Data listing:
┌────────
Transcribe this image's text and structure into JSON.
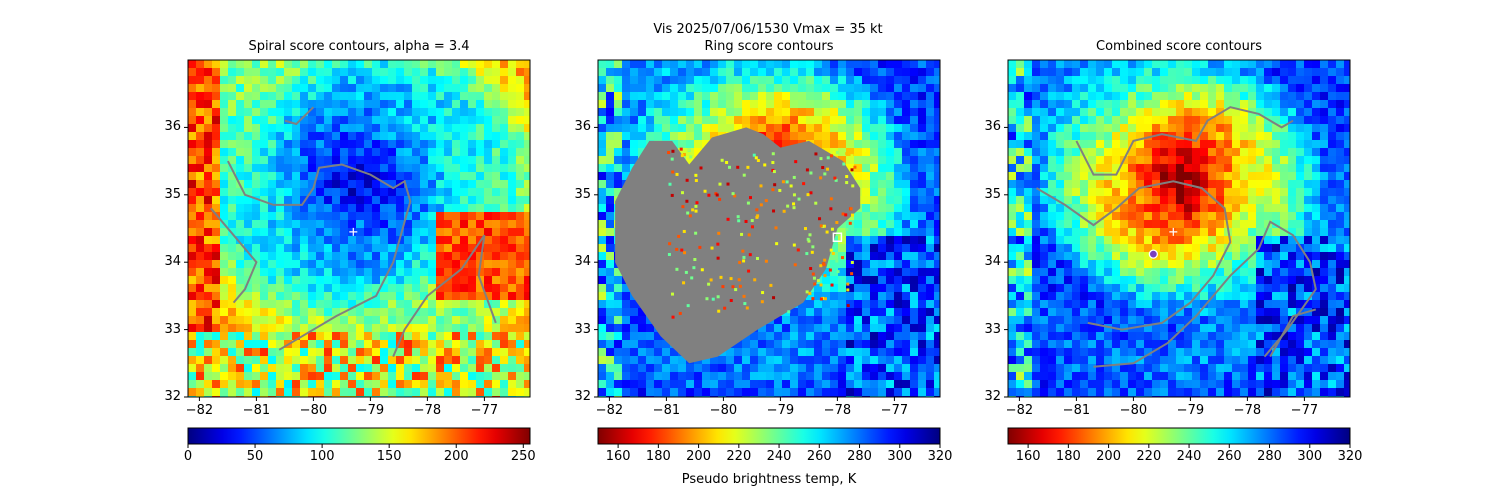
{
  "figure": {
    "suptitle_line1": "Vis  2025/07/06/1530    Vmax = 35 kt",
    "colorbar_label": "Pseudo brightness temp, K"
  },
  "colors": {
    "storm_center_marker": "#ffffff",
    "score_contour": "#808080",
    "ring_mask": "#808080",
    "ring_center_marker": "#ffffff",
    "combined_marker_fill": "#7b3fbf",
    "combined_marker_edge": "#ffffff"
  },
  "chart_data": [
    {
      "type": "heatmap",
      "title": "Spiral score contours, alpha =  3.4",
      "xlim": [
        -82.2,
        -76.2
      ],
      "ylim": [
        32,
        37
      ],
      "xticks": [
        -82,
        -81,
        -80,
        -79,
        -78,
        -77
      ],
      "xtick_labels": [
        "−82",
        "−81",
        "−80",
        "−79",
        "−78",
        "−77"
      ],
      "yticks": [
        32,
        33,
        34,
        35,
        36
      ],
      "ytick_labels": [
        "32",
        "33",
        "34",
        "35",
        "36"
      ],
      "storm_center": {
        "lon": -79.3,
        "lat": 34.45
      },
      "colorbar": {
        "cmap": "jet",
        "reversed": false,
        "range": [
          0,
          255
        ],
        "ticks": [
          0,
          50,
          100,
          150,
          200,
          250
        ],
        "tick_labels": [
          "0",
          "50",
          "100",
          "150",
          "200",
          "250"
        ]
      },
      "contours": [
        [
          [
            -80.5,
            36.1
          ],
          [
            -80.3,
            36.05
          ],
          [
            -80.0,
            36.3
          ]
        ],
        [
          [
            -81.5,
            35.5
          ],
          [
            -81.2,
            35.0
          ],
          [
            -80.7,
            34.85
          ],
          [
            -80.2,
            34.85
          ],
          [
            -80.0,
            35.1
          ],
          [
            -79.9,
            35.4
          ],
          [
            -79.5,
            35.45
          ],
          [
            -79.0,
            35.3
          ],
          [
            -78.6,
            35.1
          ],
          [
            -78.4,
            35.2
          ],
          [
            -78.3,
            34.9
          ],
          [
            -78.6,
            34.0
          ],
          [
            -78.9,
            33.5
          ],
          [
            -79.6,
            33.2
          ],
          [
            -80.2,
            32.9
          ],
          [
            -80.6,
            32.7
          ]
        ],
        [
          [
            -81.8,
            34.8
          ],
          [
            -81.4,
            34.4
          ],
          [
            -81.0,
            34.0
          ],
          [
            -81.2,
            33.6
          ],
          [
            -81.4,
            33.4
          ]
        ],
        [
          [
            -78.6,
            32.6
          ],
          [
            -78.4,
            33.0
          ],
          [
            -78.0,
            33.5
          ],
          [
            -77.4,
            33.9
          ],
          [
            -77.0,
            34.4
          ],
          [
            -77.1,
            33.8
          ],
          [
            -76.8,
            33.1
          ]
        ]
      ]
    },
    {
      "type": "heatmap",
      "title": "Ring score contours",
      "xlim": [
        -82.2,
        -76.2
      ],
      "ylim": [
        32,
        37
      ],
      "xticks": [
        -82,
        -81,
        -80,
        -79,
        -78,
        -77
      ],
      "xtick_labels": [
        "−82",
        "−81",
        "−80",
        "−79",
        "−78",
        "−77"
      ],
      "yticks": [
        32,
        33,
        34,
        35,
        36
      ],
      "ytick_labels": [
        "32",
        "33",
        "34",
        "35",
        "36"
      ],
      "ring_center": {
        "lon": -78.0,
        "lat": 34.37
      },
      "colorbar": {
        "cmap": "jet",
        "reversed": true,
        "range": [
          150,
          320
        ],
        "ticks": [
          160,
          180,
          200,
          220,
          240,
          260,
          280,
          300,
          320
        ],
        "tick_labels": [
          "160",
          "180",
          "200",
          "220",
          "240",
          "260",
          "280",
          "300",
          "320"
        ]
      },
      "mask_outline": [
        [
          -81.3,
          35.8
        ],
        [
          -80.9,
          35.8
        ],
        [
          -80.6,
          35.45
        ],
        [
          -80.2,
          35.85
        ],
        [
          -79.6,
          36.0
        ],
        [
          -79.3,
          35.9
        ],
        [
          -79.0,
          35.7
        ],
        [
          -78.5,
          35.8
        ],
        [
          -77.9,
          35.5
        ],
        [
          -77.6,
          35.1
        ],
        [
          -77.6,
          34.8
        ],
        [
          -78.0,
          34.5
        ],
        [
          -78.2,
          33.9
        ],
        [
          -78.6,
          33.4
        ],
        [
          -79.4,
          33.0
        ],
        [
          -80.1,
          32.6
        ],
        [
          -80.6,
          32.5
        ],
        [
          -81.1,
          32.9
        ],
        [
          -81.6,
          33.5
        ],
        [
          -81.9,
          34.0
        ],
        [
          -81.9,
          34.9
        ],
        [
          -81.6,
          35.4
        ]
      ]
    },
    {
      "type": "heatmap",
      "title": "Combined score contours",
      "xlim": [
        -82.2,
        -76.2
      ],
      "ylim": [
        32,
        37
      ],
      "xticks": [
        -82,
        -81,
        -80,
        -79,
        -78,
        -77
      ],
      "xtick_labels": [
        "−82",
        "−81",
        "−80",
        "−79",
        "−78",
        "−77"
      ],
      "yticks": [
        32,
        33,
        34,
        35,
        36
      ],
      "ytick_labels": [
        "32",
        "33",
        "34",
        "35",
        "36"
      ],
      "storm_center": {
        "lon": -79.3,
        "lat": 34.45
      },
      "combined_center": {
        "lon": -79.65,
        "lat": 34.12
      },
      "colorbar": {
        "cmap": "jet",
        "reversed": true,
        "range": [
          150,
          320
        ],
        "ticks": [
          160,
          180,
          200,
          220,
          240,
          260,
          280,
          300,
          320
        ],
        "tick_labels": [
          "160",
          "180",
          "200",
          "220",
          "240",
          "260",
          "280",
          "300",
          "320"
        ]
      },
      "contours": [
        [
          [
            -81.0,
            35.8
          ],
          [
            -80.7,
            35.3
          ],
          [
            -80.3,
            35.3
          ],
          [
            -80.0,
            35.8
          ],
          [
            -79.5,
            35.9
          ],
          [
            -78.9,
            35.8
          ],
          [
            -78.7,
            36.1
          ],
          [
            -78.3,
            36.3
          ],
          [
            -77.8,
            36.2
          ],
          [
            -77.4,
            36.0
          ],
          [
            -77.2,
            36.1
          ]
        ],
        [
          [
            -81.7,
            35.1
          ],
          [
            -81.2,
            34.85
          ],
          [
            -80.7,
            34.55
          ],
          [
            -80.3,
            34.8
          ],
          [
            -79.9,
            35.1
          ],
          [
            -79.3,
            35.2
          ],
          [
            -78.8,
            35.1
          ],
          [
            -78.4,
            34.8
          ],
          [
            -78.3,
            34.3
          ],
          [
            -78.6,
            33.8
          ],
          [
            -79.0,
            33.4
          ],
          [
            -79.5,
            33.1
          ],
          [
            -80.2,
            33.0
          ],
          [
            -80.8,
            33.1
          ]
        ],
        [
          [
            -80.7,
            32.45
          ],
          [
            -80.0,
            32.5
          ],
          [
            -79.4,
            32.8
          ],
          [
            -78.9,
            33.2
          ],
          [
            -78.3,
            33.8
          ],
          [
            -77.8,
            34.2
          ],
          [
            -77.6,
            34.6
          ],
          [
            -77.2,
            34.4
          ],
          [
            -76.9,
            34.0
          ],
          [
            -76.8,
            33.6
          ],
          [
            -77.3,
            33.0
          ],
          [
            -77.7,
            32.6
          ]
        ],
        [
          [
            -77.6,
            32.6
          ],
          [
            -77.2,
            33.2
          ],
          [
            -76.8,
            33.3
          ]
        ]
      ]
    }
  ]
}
└────────
Reproduce all entries exactly. Pictures do not belong in the copy.

Transcribe this image's text and structure into JSON.
{
  "figure": {
    "suptitle_line1": "Vis  2025/07/06/1530    Vmax = 35 kt",
    "colorbar_label": "Pseudo brightness temp, K"
  },
  "colors": {
    "storm_center_marker": "#ffffff",
    "score_contour": "#808080",
    "ring_mask": "#808080",
    "ring_center_marker": "#ffffff",
    "combined_marker_fill": "#7b3fbf",
    "combined_marker_edge": "#ffffff"
  },
  "chart_data": [
    {
      "type": "heatmap",
      "title": "Spiral score contours, alpha =  3.4",
      "xlim": [
        -82.2,
        -76.2
      ],
      "ylim": [
        32,
        37
      ],
      "xticks": [
        -82,
        -81,
        -80,
        -79,
        -78,
        -77
      ],
      "xtick_labels": [
        "−82",
        "−81",
        "−80",
        "−79",
        "−78",
        "−77"
      ],
      "yticks": [
        32,
        33,
        34,
        35,
        36
      ],
      "ytick_labels": [
        "32",
        "33",
        "34",
        "35",
        "36"
      ],
      "storm_center": {
        "lon": -79.3,
        "lat": 34.45
      },
      "colorbar": {
        "cmap": "jet",
        "reversed": false,
        "range": [
          0,
          255
        ],
        "ticks": [
          0,
          50,
          100,
          150,
          200,
          250
        ],
        "tick_labels": [
          "0",
          "50",
          "100",
          "150",
          "200",
          "250"
        ]
      },
      "contours": [
        [
          [
            -80.5,
            36.1
          ],
          [
            -80.3,
            36.05
          ],
          [
            -80.0,
            36.3
          ]
        ],
        [
          [
            -81.5,
            35.5
          ],
          [
            -81.2,
            35.0
          ],
          [
            -80.7,
            34.85
          ],
          [
            -80.2,
            34.85
          ],
          [
            -80.0,
            35.1
          ],
          [
            -79.9,
            35.4
          ],
          [
            -79.5,
            35.45
          ],
          [
            -79.0,
            35.3
          ],
          [
            -78.6,
            35.1
          ],
          [
            -78.4,
            35.2
          ],
          [
            -78.3,
            34.9
          ],
          [
            -78.6,
            34.0
          ],
          [
            -78.9,
            33.5
          ],
          [
            -79.6,
            33.2
          ],
          [
            -80.2,
            32.9
          ],
          [
            -80.6,
            32.7
          ]
        ],
        [
          [
            -81.8,
            34.8
          ],
          [
            -81.4,
            34.4
          ],
          [
            -81.0,
            34.0
          ],
          [
            -81.2,
            33.6
          ],
          [
            -81.4,
            33.4
          ]
        ],
        [
          [
            -78.6,
            32.6
          ],
          [
            -78.4,
            33.0
          ],
          [
            -78.0,
            33.5
          ],
          [
            -77.4,
            33.9
          ],
          [
            -77.0,
            34.4
          ],
          [
            -77.1,
            33.8
          ],
          [
            -76.8,
            33.1
          ]
        ]
      ]
    },
    {
      "type": "heatmap",
      "title": "Ring score contours",
      "xlim": [
        -82.2,
        -76.2
      ],
      "ylim": [
        32,
        37
      ],
      "xticks": [
        -82,
        -81,
        -80,
        -79,
        -78,
        -77
      ],
      "xtick_labels": [
        "−82",
        "−81",
        "−80",
        "−79",
        "−78",
        "−77"
      ],
      "yticks": [
        32,
        33,
        34,
        35,
        36
      ],
      "ytick_labels": [
        "32",
        "33",
        "34",
        "35",
        "36"
      ],
      "ring_center": {
        "lon": -78.0,
        "lat": 34.37
      },
      "colorbar": {
        "cmap": "jet",
        "reversed": true,
        "range": [
          150,
          320
        ],
        "ticks": [
          160,
          180,
          200,
          220,
          240,
          260,
          280,
          300,
          320
        ],
        "tick_labels": [
          "160",
          "180",
          "200",
          "220",
          "240",
          "260",
          "280",
          "300",
          "320"
        ]
      },
      "mask_outline": [
        [
          -81.3,
          35.8
        ],
        [
          -80.9,
          35.8
        ],
        [
          -80.6,
          35.45
        ],
        [
          -80.2,
          35.85
        ],
        [
          -79.6,
          36.0
        ],
        [
          -79.3,
          35.9
        ],
        [
          -79.0,
          35.7
        ],
        [
          -78.5,
          35.8
        ],
        [
          -77.9,
          35.5
        ],
        [
          -77.6,
          35.1
        ],
        [
          -77.6,
          34.8
        ],
        [
          -78.0,
          34.5
        ],
        [
          -78.2,
          33.9
        ],
        [
          -78.6,
          33.4
        ],
        [
          -79.4,
          33.0
        ],
        [
          -80.1,
          32.6
        ],
        [
          -80.6,
          32.5
        ],
        [
          -81.1,
          32.9
        ],
        [
          -81.6,
          33.5
        ],
        [
          -81.9,
          34.0
        ],
        [
          -81.9,
          34.9
        ],
        [
          -81.6,
          35.4
        ]
      ]
    },
    {
      "type": "heatmap",
      "title": "Combined score contours",
      "xlim": [
        -82.2,
        -76.2
      ],
      "ylim": [
        32,
        37
      ],
      "xticks": [
        -82,
        -81,
        -80,
        -79,
        -78,
        -77
      ],
      "xtick_labels": [
        "−82",
        "−81",
        "−80",
        "−79",
        "−78",
        "−77"
      ],
      "yticks": [
        32,
        33,
        34,
        35,
        36
      ],
      "ytick_labels": [
        "32",
        "33",
        "34",
        "35",
        "36"
      ],
      "storm_center": {
        "lon": -79.3,
        "lat": 34.45
      },
      "combined_center": {
        "lon": -79.65,
        "lat": 34.12
      },
      "colorbar": {
        "cmap": "jet",
        "reversed": true,
        "range": [
          150,
          320
        ],
        "ticks": [
          160,
          180,
          200,
          220,
          240,
          260,
          280,
          300,
          320
        ],
        "tick_labels": [
          "160",
          "180",
          "200",
          "220",
          "240",
          "260",
          "280",
          "300",
          "320"
        ]
      },
      "contours": [
        [
          [
            -81.0,
            35.8
          ],
          [
            -80.7,
            35.3
          ],
          [
            -80.3,
            35.3
          ],
          [
            -80.0,
            35.8
          ],
          [
            -79.5,
            35.9
          ],
          [
            -78.9,
            35.8
          ],
          [
            -78.7,
            36.1
          ],
          [
            -78.3,
            36.3
          ],
          [
            -77.8,
            36.2
          ],
          [
            -77.4,
            36.0
          ],
          [
            -77.2,
            36.1
          ]
        ],
        [
          [
            -81.7,
            35.1
          ],
          [
            -81.2,
            34.85
          ],
          [
            -80.7,
            34.55
          ],
          [
            -80.3,
            34.8
          ],
          [
            -79.9,
            35.1
          ],
          [
            -79.3,
            35.2
          ],
          [
            -78.8,
            35.1
          ],
          [
            -78.4,
            34.8
          ],
          [
            -78.3,
            34.3
          ],
          [
            -78.6,
            33.8
          ],
          [
            -79.0,
            33.4
          ],
          [
            -79.5,
            33.1
          ],
          [
            -80.2,
            33.0
          ],
          [
            -80.8,
            33.1
          ]
        ],
        [
          [
            -80.7,
            32.45
          ],
          [
            -80.0,
            32.5
          ],
          [
            -79.4,
            32.8
          ],
          [
            -78.9,
            33.2
          ],
          [
            -78.3,
            33.8
          ],
          [
            -77.8,
            34.2
          ],
          [
            -77.6,
            34.6
          ],
          [
            -77.2,
            34.4
          ],
          [
            -76.9,
            34.0
          ],
          [
            -76.8,
            33.6
          ],
          [
            -77.3,
            33.0
          ],
          [
            -77.7,
            32.6
          ]
        ],
        [
          [
            -77.6,
            32.6
          ],
          [
            -77.2,
            33.2
          ],
          [
            -76.8,
            33.3
          ]
        ]
      ]
    }
  ]
}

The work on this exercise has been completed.